What needs to be done :: Check each line of the listing for the string "icon", then state how many lines have it. Only the number is wanted.

── Extracted data

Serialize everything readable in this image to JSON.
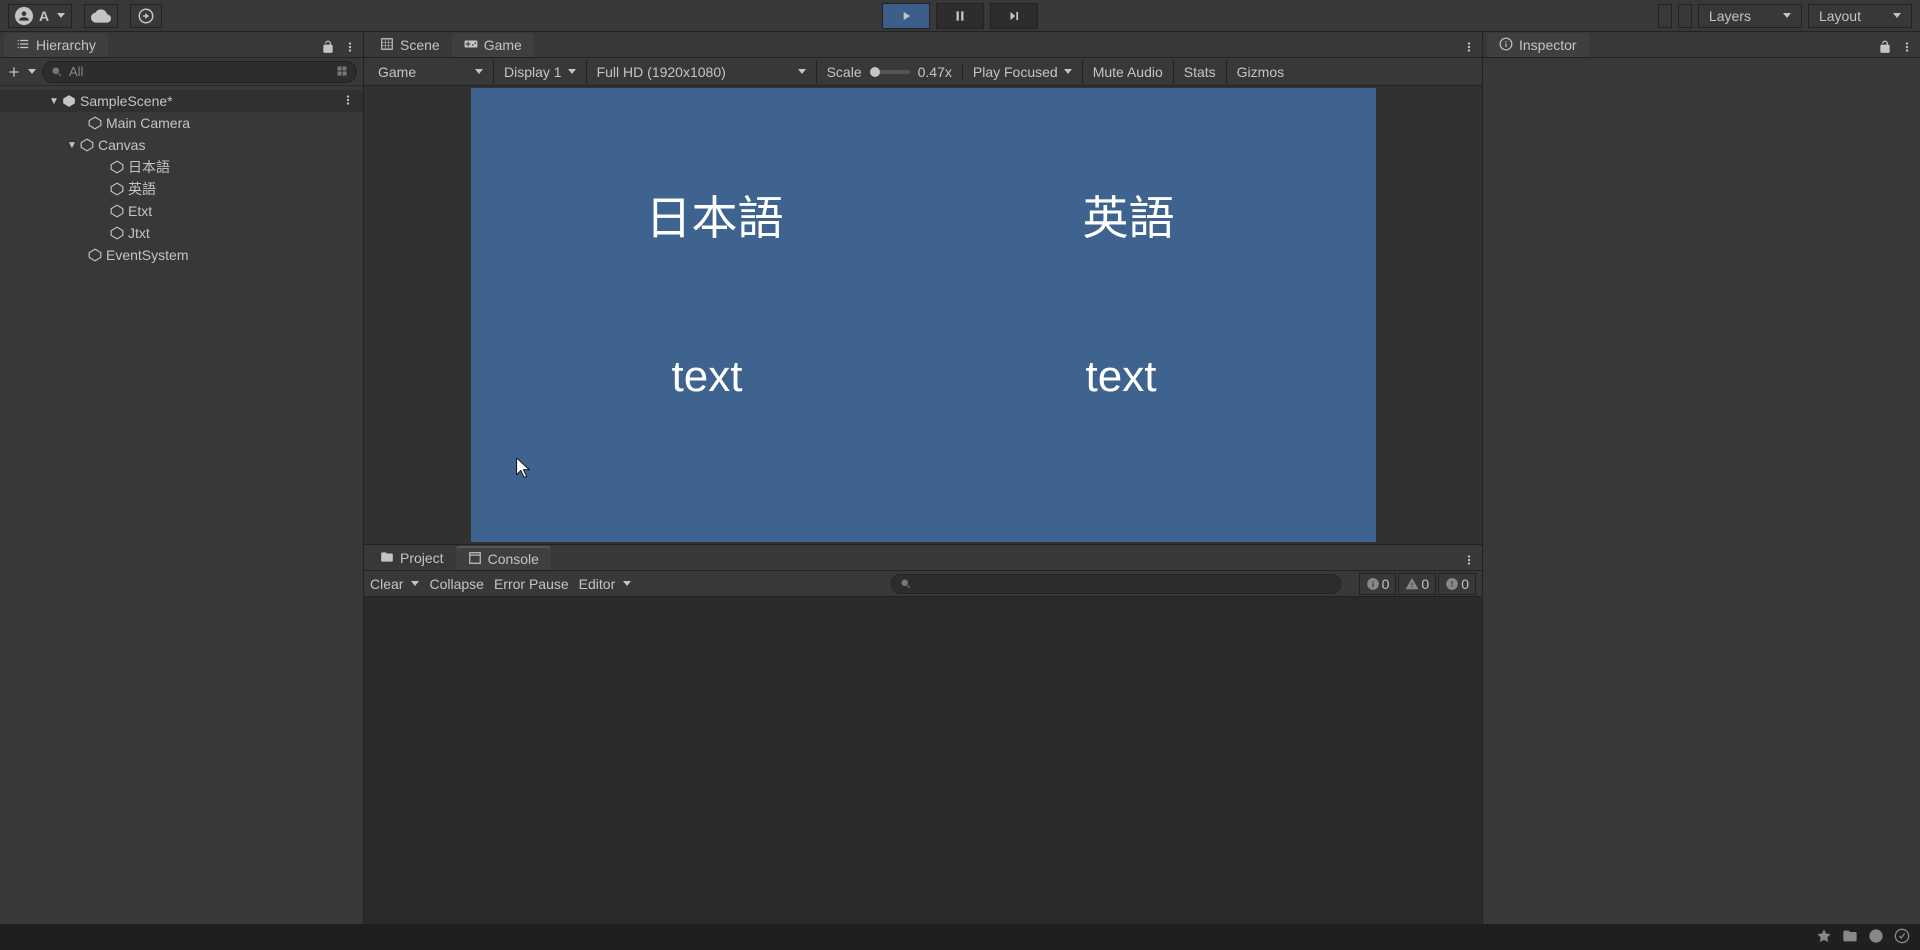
{
  "topbar": {
    "account_label": "A",
    "layers_label": "Layers",
    "layout_label": "Layout"
  },
  "hierarchy": {
    "tab_label": "Hierarchy",
    "search_placeholder": "All",
    "tree": {
      "root": "SampleScene*",
      "items": [
        "Main Camera",
        "Canvas",
        "日本語",
        "英語",
        "Etxt",
        "Jtxt",
        "EventSystem"
      ]
    }
  },
  "scene_tabs": {
    "scene": "Scene",
    "game": "Game"
  },
  "game_toolbar": {
    "view_dd": "Game",
    "display_dd": "Display 1",
    "resolution_dd": "Full HD (1920x1080)",
    "scale_label": "Scale",
    "scale_value": "0.47x",
    "focus_dd": "Play Focused",
    "mute_label": "Mute Audio",
    "stats_label": "Stats",
    "gizmos_label": "Gizmos"
  },
  "game_canvas": {
    "jp_btn": "日本語",
    "en_btn": "英語",
    "jtxt": "text",
    "etxt": "text"
  },
  "project_console": {
    "project_tab": "Project",
    "console_tab": "Console",
    "clear_label": "Clear",
    "collapse_label": "Collapse",
    "error_pause_label": "Error Pause",
    "editor_label": "Editor",
    "info_count": "0",
    "warn_count": "0",
    "err_count": "0"
  },
  "inspector": {
    "tab_label": "Inspector"
  }
}
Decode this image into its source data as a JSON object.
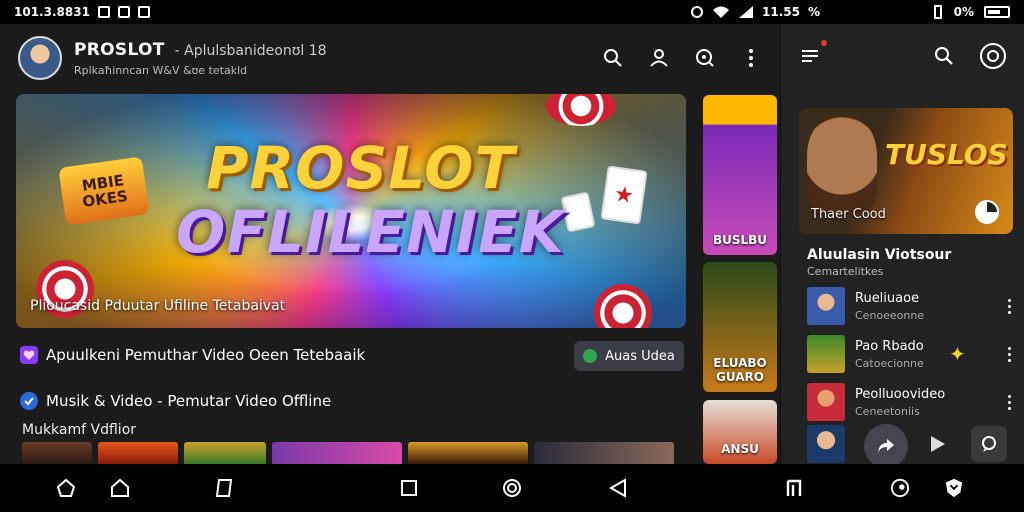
{
  "status_bar": {
    "left_text": "101.3.8831",
    "mid_text": "11.55",
    "mid_percent": "%",
    "right_percent": "0%"
  },
  "header": {
    "title": "PROSLOT",
    "title_sub": "- Aplulsbanideonʊl 18",
    "subtitle": "Rplkaħinncan W&V &ʊe tetakld",
    "actions": [
      "search-icon",
      "account-icon",
      "refresh-search-icon",
      "more-vert-icon"
    ]
  },
  "hero": {
    "title_line1": "PROSLOT",
    "title_line2": "OFLILENIEK",
    "badge_text": "MBIE OKES",
    "caption": "Plioucasid Pduutar Ufiline Tetabaivat",
    "card_symbol": "★"
  },
  "rows": {
    "row1_text": "Apuulkeni Pemuthar Video Oeen Tetebaaik",
    "row1_action": "Auas Udea",
    "row2_text": "Musik & Video - Pemutar Video Offline"
  },
  "section_label": "Mukkamf Vdflior",
  "posters": [
    {
      "label": ""
    },
    {
      "label": "BUSLBU"
    },
    {
      "label": "ELUABO GUARO"
    },
    {
      "label": "ANSU"
    }
  ],
  "right_panel": {
    "feature_title": "TUSLOS",
    "feature_caption": "Thaer Cood",
    "section_title": "Aluulasin Viotsour",
    "section_sub": "Cemartelitkes",
    "list": [
      {
        "title": "Rueliuaoe",
        "sub": "Cenoeeonne"
      },
      {
        "title": "Pao Rbado",
        "sub": "Catoecionne"
      },
      {
        "title": "Peolluoovideo",
        "sub": "Ceneetoniis"
      }
    ]
  },
  "colors": {
    "accent_gold": "#ffd23a",
    "accent_purple": "#c9a6ff",
    "chip_green": "#2ea84a",
    "panel_bg": "#222222"
  }
}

────

Solution below :: 4